>> Begin SUPPLIED RECORDS

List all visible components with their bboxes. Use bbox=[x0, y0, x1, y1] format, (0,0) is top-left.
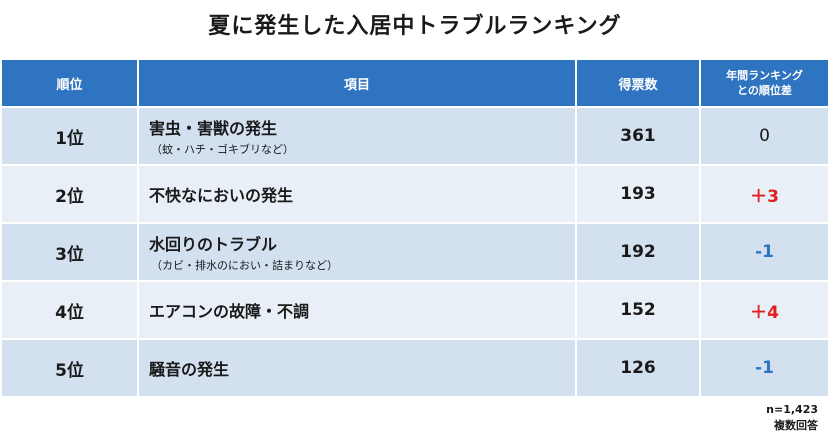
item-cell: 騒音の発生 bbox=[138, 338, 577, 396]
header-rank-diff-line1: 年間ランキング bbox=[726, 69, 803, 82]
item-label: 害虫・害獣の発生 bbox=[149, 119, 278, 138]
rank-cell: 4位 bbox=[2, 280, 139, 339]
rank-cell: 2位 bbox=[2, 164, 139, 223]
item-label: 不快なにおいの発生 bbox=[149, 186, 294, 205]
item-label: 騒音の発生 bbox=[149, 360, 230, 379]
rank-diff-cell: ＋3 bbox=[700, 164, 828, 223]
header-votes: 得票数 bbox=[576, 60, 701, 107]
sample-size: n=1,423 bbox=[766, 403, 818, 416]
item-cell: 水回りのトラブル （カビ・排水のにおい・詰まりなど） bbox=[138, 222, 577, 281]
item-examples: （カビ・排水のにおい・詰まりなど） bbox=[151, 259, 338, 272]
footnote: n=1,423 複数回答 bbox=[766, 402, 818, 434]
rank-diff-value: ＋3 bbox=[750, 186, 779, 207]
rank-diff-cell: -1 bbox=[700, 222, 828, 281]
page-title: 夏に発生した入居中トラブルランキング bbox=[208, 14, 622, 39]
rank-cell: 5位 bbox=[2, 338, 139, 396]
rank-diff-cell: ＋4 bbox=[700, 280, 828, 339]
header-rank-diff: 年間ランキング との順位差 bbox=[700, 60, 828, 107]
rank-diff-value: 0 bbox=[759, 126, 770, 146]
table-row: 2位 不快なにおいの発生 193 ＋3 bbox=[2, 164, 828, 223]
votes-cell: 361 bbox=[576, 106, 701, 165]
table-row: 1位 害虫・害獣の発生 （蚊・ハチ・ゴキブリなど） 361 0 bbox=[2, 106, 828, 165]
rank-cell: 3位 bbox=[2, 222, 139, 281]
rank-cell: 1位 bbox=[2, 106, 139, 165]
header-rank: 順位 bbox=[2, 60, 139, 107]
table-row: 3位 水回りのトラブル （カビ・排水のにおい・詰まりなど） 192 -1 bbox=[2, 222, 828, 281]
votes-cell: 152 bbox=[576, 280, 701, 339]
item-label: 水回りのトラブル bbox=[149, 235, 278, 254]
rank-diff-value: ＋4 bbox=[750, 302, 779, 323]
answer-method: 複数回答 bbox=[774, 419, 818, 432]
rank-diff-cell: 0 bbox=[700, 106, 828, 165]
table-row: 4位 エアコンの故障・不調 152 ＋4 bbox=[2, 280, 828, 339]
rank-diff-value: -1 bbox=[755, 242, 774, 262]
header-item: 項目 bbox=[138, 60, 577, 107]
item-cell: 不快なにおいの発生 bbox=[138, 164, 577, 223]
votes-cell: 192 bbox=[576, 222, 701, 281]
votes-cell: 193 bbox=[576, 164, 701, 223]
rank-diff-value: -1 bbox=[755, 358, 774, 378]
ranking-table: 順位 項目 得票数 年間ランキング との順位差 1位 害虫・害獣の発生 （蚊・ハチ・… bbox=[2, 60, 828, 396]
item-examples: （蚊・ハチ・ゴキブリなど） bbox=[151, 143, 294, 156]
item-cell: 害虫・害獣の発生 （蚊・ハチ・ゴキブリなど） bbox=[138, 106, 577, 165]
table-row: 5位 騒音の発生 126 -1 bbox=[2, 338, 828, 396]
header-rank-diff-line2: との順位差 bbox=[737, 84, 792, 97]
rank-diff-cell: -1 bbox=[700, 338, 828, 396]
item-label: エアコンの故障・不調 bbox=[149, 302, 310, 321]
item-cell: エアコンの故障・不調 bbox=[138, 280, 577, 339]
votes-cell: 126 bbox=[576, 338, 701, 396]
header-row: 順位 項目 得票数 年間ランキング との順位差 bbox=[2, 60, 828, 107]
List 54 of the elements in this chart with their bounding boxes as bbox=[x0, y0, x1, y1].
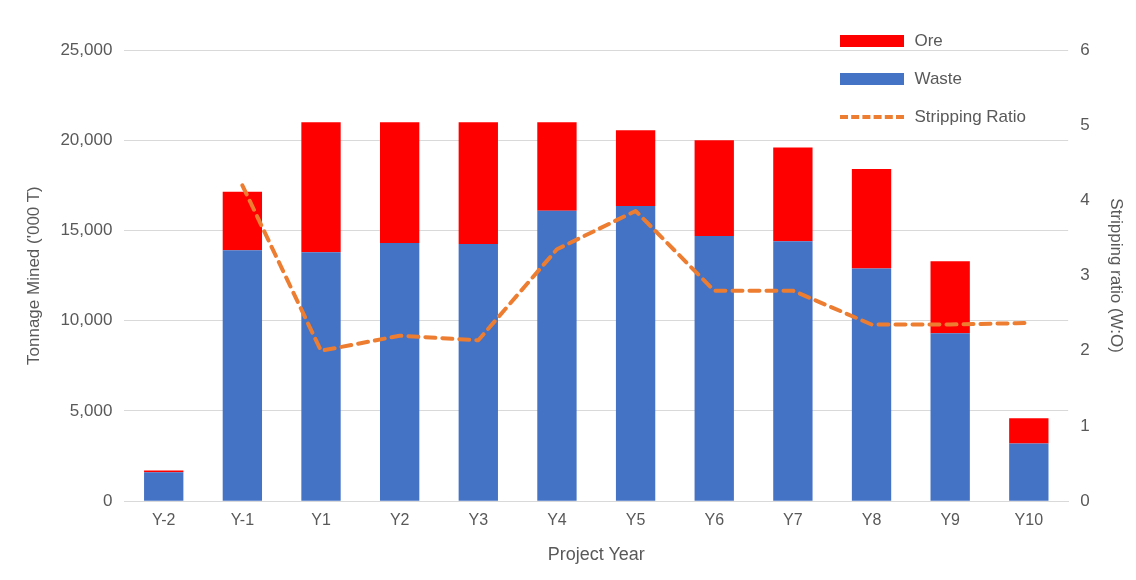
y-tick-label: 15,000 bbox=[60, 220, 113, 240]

>> End SUPPLIED RECORDS

* _PROBLEM TO SOLVE_:
Copy out the lines in the entries above, starting at the line that contains "item-cell: 騒音の発生 bbox=[138, 338, 577, 396]" and ending at the line that contains "header-item: 項目 bbox=[138, 60, 577, 107]", with both of those lines included and every line reproduced verbatim.

* _WRITTEN SOLUTION_:
item-cell: 騒音の発生 bbox=[138, 338, 577, 396]
header-rank-diff-line1: 年間ランキング bbox=[726, 69, 803, 82]
item-label: 害虫・害獣の発生 bbox=[149, 119, 278, 138]
rank-cell: 4位 bbox=[2, 280, 139, 339]
rank-cell: 2位 bbox=[2, 164, 139, 223]
item-label: 不快なにおいの発生 bbox=[149, 186, 294, 205]
item-label: 騒音の発生 bbox=[149, 360, 230, 379]
rank-diff-cell: ＋3 bbox=[700, 164, 828, 223]
header-votes: 得票数 bbox=[576, 60, 701, 107]
sample-size: n=1,423 bbox=[766, 403, 818, 416]
item-cell: 水回りのトラブル （カビ・排水のにおい・詰まりなど） bbox=[138, 222, 577, 281]
item-examples: （カビ・排水のにおい・詰まりなど） bbox=[151, 259, 338, 272]
footnote: n=1,423 複数回答 bbox=[766, 402, 818, 434]
rank-diff-value: ＋3 bbox=[750, 186, 779, 207]
rank-diff-cell: -1 bbox=[700, 222, 828, 281]
page-title: 夏に発生した入居中トラブルランキング bbox=[208, 14, 622, 39]
rank-cell: 5位 bbox=[2, 338, 139, 396]
rank-diff-cell: ＋4 bbox=[700, 280, 828, 339]
header-rank-diff: 年間ランキング との順位差 bbox=[700, 60, 828, 107]
rank-diff-value: 0 bbox=[759, 126, 770, 146]
table-row: 2位 不快なにおいの発生 193 ＋3 bbox=[2, 164, 828, 223]
votes-cell: 361 bbox=[576, 106, 701, 165]
table-row: 1位 害虫・害獣の発生 （蚊・ハチ・ゴキブリなど） 361 0 bbox=[2, 106, 828, 165]
rank-cell: 3位 bbox=[2, 222, 139, 281]
rank-cell: 1位 bbox=[2, 106, 139, 165]
header-rank: 順位 bbox=[2, 60, 139, 107]
table-row: 3位 水回りのトラブル （カビ・排水のにおい・詰まりなど） 192 -1 bbox=[2, 222, 828, 281]
votes-cell: 152 bbox=[576, 280, 701, 339]
item-label: 水回りのトラブル bbox=[149, 235, 278, 254]
rank-diff-value: ＋4 bbox=[750, 302, 779, 323]
answer-method: 複数回答 bbox=[774, 419, 818, 432]
rank-diff-cell: 0 bbox=[700, 106, 828, 165]
table-row: 4位 エアコンの故障・不調 152 ＋4 bbox=[2, 280, 828, 339]
rank-diff-value: -1 bbox=[755, 242, 774, 262]
header-item: 項目 bbox=[138, 60, 577, 107]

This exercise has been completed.